* _Dataset entries_:
Start

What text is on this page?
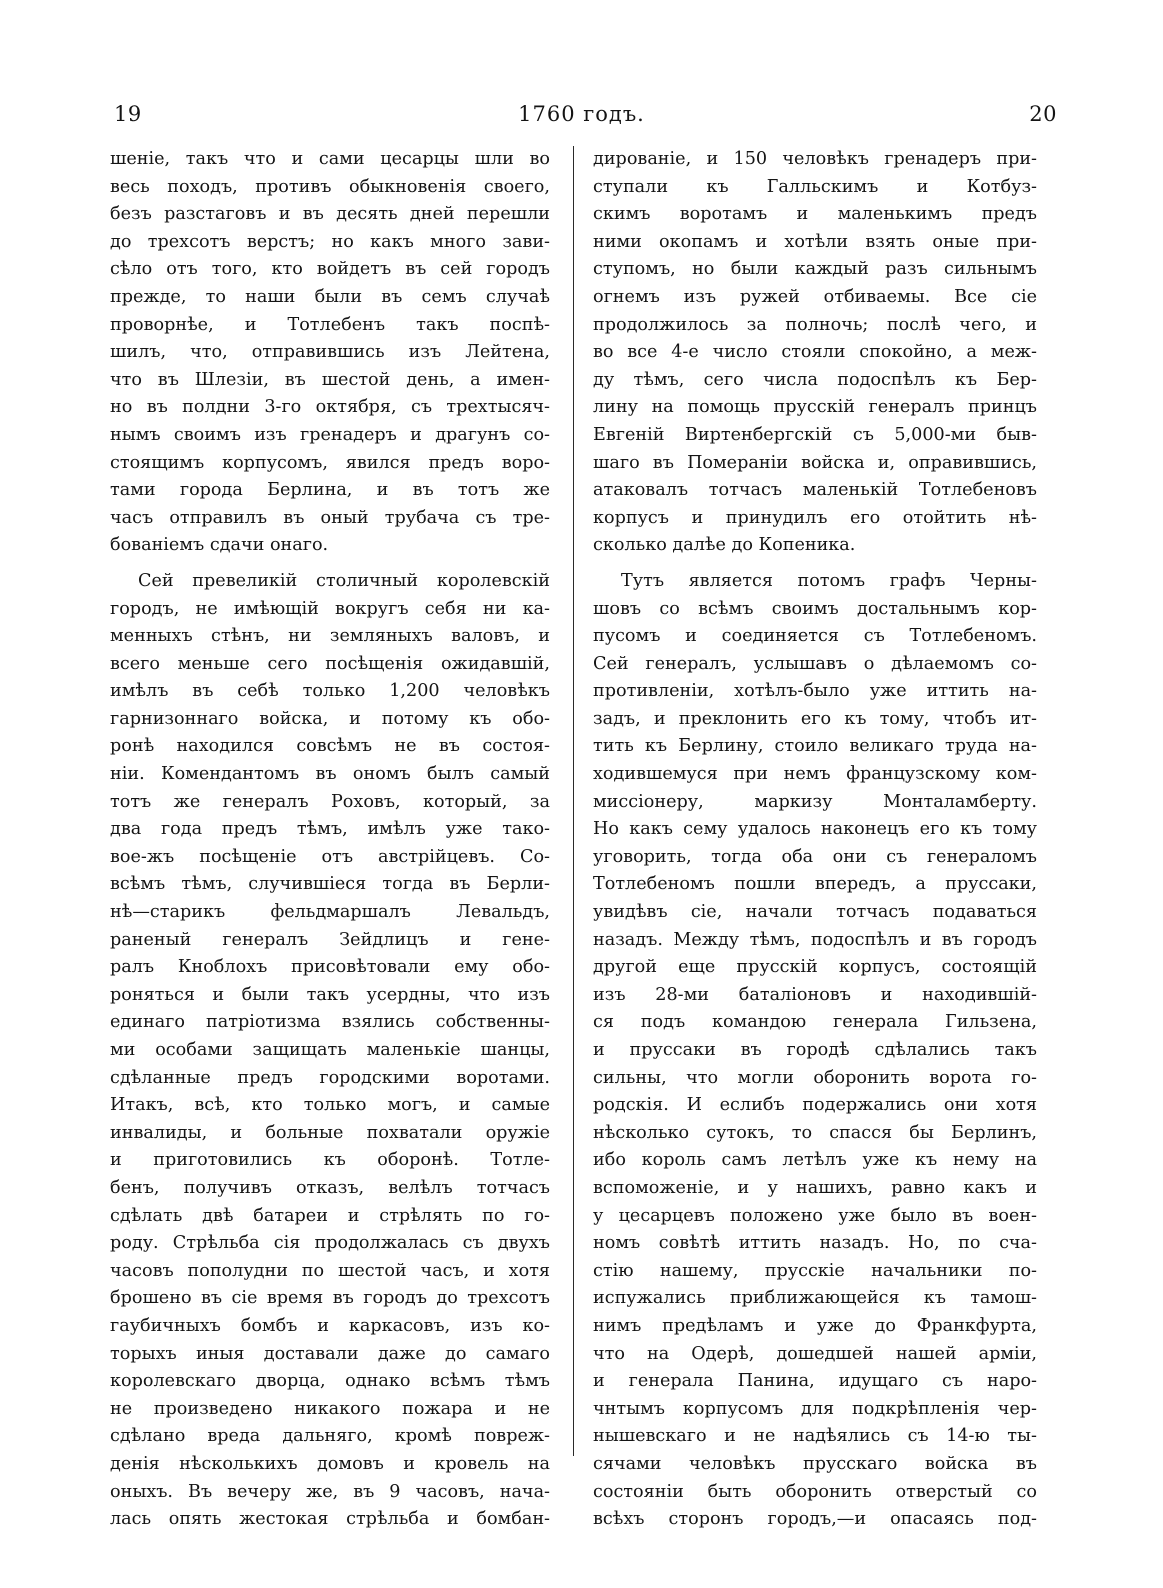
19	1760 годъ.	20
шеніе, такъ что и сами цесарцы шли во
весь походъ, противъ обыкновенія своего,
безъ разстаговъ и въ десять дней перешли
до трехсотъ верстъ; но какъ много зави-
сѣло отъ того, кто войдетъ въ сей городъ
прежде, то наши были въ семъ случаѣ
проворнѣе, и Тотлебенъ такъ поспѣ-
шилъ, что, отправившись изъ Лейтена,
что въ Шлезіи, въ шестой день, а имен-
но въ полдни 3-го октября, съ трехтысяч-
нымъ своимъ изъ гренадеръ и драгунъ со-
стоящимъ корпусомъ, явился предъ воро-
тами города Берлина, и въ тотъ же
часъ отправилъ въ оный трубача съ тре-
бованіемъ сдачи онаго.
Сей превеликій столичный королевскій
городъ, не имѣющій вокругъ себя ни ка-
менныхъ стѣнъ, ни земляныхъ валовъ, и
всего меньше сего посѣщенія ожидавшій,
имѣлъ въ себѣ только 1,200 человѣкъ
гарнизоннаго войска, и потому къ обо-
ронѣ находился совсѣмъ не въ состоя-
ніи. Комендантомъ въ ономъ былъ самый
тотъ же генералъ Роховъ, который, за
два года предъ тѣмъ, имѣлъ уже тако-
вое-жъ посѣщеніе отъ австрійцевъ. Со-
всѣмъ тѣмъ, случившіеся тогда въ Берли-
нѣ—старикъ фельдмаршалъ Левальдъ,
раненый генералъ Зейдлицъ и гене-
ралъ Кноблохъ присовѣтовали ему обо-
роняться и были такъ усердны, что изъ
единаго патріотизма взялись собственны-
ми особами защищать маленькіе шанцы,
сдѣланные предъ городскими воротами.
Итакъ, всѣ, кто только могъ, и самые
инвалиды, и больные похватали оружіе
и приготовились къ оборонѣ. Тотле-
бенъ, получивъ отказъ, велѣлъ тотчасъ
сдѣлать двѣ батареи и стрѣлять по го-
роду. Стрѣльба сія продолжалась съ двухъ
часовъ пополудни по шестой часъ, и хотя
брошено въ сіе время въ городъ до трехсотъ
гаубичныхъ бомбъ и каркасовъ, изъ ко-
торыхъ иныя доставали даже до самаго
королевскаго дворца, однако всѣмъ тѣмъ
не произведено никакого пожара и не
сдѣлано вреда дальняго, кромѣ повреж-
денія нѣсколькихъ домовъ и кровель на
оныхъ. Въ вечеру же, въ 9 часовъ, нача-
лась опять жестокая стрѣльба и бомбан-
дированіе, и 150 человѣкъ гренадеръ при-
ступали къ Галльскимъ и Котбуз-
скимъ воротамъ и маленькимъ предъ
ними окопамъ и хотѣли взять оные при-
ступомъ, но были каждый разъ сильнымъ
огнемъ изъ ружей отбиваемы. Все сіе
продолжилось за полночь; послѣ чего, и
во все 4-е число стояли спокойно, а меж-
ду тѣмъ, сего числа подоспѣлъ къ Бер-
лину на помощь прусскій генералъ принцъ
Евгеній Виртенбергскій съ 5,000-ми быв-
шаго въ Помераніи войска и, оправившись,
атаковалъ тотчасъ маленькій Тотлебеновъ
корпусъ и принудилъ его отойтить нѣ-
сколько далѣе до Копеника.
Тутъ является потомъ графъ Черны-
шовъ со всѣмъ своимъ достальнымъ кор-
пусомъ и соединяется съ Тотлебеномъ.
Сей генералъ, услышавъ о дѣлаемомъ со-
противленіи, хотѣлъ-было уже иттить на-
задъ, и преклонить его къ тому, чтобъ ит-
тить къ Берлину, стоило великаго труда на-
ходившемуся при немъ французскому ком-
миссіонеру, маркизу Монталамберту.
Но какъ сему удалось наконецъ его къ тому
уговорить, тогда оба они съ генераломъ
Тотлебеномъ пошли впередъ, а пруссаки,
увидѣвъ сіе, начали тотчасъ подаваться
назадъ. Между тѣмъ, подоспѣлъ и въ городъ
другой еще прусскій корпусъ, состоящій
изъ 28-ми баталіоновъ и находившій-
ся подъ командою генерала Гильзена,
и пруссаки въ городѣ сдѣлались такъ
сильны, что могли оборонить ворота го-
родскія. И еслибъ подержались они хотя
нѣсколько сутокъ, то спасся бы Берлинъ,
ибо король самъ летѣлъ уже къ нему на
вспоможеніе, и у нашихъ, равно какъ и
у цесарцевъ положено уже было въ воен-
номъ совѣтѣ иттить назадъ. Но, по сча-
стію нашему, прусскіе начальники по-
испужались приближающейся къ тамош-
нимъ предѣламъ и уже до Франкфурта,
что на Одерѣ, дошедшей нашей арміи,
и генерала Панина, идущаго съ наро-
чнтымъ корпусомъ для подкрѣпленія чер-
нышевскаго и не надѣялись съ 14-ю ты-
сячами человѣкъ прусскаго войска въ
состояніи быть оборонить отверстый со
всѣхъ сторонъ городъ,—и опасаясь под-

End

* _Task details_: Give the number of lines in the entries that include the string "человѣкъ", and nothing more.

* _Exercise answer_: 3